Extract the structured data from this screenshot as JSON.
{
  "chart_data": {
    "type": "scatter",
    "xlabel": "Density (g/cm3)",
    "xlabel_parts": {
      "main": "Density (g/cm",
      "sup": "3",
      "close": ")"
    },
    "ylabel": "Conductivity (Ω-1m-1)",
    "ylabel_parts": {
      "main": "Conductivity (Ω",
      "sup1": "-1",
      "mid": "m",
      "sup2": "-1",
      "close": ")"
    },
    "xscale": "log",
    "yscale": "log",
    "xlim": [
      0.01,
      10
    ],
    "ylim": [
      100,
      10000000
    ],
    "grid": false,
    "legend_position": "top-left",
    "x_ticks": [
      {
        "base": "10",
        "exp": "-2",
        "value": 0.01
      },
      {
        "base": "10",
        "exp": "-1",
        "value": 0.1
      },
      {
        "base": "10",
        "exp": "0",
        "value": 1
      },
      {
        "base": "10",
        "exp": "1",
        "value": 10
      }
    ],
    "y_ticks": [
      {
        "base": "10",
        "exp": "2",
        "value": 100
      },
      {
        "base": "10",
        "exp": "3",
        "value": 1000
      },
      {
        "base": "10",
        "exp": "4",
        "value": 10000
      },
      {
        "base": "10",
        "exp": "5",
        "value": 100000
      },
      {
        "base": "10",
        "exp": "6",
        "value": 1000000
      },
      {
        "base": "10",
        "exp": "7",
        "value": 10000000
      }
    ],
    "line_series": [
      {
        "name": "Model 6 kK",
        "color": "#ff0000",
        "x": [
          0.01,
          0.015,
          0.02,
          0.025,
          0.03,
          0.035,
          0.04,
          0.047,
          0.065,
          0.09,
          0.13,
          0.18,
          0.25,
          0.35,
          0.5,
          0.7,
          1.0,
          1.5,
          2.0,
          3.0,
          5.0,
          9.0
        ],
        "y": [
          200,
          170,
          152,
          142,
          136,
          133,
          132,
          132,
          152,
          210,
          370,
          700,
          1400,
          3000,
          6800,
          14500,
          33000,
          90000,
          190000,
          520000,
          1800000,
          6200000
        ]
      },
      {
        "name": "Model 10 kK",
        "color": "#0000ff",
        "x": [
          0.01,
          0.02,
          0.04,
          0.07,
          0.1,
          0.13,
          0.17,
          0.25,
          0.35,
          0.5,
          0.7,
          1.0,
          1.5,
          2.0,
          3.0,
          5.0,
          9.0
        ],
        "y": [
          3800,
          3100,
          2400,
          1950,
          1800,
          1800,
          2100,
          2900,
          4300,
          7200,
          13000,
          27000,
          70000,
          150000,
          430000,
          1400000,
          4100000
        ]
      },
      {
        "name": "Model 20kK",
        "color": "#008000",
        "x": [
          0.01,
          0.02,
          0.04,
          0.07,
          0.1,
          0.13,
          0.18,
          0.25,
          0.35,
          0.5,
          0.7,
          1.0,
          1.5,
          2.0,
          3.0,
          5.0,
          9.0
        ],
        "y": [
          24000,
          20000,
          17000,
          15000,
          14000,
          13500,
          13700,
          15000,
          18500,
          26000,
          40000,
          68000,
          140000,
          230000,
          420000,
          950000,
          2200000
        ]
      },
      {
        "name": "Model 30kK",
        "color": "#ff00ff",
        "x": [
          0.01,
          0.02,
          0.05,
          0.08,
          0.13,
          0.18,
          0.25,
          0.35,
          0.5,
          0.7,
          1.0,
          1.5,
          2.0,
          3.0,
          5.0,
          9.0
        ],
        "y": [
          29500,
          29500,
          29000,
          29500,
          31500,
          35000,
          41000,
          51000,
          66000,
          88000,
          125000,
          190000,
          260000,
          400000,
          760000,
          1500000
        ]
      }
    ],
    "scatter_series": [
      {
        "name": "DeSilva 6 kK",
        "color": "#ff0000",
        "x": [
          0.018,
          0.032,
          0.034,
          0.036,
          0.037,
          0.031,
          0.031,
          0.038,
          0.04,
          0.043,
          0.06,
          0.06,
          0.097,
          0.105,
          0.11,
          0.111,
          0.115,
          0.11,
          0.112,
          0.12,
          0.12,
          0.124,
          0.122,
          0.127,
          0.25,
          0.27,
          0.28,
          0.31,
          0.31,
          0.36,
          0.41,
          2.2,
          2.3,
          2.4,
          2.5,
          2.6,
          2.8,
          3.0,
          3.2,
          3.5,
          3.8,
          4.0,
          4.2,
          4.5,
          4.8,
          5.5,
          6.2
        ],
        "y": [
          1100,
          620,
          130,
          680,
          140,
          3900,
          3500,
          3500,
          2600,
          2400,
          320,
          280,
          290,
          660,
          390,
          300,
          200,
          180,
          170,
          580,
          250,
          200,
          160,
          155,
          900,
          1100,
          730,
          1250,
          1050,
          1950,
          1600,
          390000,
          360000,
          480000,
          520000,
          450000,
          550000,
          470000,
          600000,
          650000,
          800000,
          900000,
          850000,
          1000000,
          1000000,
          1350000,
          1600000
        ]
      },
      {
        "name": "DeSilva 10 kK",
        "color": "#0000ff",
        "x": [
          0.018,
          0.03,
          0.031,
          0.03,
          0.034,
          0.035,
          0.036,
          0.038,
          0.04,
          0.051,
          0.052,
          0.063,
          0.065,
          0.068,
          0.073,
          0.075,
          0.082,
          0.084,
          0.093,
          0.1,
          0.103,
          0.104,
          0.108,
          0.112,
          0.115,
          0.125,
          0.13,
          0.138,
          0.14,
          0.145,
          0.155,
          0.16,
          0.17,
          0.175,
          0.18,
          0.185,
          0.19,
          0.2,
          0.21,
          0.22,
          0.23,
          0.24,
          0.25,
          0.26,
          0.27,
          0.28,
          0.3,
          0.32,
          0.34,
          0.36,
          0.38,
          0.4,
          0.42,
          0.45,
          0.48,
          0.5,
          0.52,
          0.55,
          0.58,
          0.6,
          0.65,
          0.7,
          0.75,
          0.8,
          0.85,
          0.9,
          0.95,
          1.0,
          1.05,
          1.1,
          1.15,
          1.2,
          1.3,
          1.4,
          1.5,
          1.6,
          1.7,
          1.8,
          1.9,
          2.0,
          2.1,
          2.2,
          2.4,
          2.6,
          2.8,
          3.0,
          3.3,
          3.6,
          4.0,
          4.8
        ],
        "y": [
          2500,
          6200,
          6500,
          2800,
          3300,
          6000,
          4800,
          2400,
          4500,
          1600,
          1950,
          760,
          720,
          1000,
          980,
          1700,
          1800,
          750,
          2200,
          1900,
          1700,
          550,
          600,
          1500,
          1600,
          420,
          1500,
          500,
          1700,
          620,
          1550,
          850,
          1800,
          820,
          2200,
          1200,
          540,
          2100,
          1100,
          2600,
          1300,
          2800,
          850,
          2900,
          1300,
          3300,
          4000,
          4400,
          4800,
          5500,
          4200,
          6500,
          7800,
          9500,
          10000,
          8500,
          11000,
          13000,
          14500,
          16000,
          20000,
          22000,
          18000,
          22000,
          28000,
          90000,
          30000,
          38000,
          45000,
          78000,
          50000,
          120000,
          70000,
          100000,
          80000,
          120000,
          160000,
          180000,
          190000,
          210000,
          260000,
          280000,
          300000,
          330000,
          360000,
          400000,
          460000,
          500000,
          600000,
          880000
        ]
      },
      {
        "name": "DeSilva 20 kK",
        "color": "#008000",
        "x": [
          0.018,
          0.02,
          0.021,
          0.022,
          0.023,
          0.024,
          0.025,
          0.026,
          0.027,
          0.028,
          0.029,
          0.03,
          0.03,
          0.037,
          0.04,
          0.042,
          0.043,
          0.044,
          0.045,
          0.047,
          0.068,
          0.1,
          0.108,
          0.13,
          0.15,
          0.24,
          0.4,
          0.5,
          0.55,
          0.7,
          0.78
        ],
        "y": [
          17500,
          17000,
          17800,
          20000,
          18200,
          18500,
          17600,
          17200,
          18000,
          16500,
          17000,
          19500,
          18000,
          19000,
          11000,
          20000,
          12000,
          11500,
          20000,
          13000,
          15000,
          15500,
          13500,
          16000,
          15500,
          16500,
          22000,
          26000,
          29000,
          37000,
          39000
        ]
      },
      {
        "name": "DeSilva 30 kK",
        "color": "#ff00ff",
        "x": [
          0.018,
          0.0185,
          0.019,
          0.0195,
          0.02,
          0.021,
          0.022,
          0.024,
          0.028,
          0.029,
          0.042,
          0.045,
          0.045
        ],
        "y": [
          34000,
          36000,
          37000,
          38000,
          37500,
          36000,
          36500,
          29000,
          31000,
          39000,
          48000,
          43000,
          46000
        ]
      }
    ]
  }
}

——

— DO THIS —
Return the lines of the records that include the string "DeSilva".

— TASK ANSWER —
        "name": "DeSilva 6 kK",
        "name": "DeSilva 10 kK",
        "name": "DeSilva 20 kK",
        "name": "DeSilva 30 kK",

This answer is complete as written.